**Instructions for the task:** Give the data below again, word for word.

Records from a dataset

┄┄┄┄┄┄┄┄┄┄┄┄┄┄┄┄┄┄┄┄

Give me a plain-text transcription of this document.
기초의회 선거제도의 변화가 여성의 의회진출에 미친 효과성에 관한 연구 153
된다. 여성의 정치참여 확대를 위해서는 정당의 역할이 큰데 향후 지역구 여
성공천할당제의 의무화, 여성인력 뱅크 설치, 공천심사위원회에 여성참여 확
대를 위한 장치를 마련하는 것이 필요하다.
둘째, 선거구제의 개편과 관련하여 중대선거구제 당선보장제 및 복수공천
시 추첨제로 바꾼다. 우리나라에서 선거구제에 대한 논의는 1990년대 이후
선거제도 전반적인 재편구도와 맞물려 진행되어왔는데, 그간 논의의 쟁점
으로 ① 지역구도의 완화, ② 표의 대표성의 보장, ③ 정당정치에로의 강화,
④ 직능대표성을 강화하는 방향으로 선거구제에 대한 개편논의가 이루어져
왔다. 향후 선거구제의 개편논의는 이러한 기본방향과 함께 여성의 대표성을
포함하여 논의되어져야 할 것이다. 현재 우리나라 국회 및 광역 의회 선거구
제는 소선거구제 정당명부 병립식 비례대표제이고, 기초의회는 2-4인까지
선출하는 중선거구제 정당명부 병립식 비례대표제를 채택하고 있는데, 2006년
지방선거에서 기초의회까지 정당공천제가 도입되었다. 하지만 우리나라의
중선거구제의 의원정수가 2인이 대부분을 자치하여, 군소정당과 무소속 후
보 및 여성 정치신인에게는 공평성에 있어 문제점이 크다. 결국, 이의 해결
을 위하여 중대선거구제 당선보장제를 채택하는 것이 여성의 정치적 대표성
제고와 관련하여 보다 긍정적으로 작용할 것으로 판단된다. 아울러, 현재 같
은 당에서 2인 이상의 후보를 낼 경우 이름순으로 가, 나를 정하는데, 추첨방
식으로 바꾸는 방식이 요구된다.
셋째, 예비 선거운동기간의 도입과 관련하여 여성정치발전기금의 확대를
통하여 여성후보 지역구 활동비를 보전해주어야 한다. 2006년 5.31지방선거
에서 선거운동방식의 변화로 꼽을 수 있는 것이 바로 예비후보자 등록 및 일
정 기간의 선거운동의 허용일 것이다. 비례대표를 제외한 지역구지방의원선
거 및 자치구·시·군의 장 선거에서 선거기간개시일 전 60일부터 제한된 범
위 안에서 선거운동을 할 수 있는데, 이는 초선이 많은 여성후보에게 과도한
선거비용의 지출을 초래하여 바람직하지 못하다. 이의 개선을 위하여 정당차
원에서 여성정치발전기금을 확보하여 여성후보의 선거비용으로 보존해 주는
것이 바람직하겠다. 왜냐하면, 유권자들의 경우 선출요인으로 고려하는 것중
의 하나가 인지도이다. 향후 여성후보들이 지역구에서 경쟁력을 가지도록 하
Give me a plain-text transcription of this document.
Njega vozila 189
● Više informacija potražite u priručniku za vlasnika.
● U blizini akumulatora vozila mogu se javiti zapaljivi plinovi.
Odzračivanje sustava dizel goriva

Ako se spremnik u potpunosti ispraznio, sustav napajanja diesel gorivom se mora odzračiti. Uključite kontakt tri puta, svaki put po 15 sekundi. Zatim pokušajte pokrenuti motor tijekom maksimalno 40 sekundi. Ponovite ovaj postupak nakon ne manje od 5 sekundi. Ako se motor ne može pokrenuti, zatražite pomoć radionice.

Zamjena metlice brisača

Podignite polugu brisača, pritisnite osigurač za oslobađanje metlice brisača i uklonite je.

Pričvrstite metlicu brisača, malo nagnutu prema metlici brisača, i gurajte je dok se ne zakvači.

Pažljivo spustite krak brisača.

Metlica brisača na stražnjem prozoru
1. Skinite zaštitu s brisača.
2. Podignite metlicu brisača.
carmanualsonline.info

┄┄┄┄┄┄┄┄┄┄┄┄┄┄┄┄┄┄┄┄

**Result for this exercise:**
Give me a plain-text transcription of this document.
기초의회 선거제도의 변화가 여성의 의회진출에 미친 효과성에 관한 연구 153
된다. 여성의 정치참여 확대를 위해서는 정당의 역할이 큰데 향후 지역구 여
성공천할당제의 의무화, 여성인력 뱅크 설치, 공천심사위원회에 여성참여 확
대를 위한 장치를 마련하는 것이 필요하다.
둘째, 선거구제의 개편과 관련하여 중대선거구제 당선보장제 및 복수공천
시 추첨제로 바꾼다. 우리나라에서 선거구제에 대한 논의는 1990년대 이후
선거제도 전반적인 재편구도와 맞물려 진행되어왔는데, 그간 논의의 쟁점
으로 ① 지역구도의 완화, ② 표의 대표성의 보장, ③ 정당정치에로의 강화,
④ 직능대표성을 강화하는 방향으로 선거구제에 대한 개편논의가 이루어져
왔다. 향후 선거구제의 개편논의는 이러한 기본방향과 함께 여성의 대표성을
포함하여 논의되어져야 할 것이다. 현재 우리나라 국회 및 광역 의회 선거구
제는 소선거구제 정당명부 병립식 비례대표제이고, 기초의회는 2-4인까지
선출하는 중선거구제 정당명부 병립식 비례대표제를 채택하고 있는데, 2006년
지방선거에서 기초의회까지 정당공천제가 도입되었다. 하지만 우리나라의
중선거구제의 의원정수가 2인이 대부분을 자치하여, 군소정당과 무소속 후
보 및 여성 정치신인에게는 공평성에 있어 문제점이 크다. 결국, 이의 해결
을 위하여 중대선거구제 당선보장제를 채택하는 것이 여성의 정치적 대표성
제고와 관련하여 보다 긍정적으로 작용할 것으로 판단된다. 아울러, 현재 같
은 당에서 2인 이상의 후보를 낼 경우 이름순으로 가, 나를 정하는데, 추첨방
식으로 바꾸는 방식이 요구된다.
셋째, 예비 선거운동기간의 도입과 관련하여 여성정치발전기금의 확대를
통하여 여성후보 지역구 활동비를 보전해주어야 한다. 2006년 5.31지방선거
에서 선거운동방식의 변화로 꼽을 수 있는 것이 바로 예비후보자 등록 및 일
정 기간의 선거운동의 허용일 것이다. 비례대표를 제외한 지역구지방의원선
거 및 자치구·시·군의 장 선거에서 선거기간개시일 전 60일부터 제한된 범
위 안에서 선거운동을 할 수 있는데, 이는 초선이 많은 여성후보에게 과도한
선거비용의 지출을 초래하여 바람직하지 못하다. 이의 개선을 위하여 정당차
원에서 여성정치발전기금을 확보하여 여성후보의 선거비용으로 보존해 주는
것이 바람직하겠다. 왜냐하면, 유권자들의 경우 선출요인으로 고려하는 것중
의 하나가 인지도이다. 향후 여성후보들이 지역구에서 경쟁력을 가지도록 하
Give me a plain-text transcription of this document.
Njega vozila 189
● Više informacija potražite u priručniku za vlasnika.
● U blizini akumulatora vozila mogu se javiti zapaljivi plinovi.
Odzračivanje sustava dizel goriva

Ako se spremnik u potpunosti ispraznio, sustav napajanja diesel gorivom se mora odzračiti. Uključite kontakt tri puta, svaki put po 15 sekundi. Zatim pokušajte pokrenuti motor tijekom maksimalno 40 sekundi. Ponovite ovaj postupak nakon ne manje od 5 sekundi. Ako se motor ne može pokrenuti, zatražite pomoć radionice.

Zamjena metlice brisača

Podignite polugu brisača, pritisnite osigurač za oslobađanje metlice brisača i uklonite je.

Pričvrstite metlicu brisača, malo nagnutu prema metlici brisača, i gurajte je dok se ne zakvači.

Pažljivo spustite krak brisača.

Metlica brisača na stražnjem prozoru
1. Skinite zaštitu s brisača.
2. Podignite metlicu brisača.
carmanualsonline.info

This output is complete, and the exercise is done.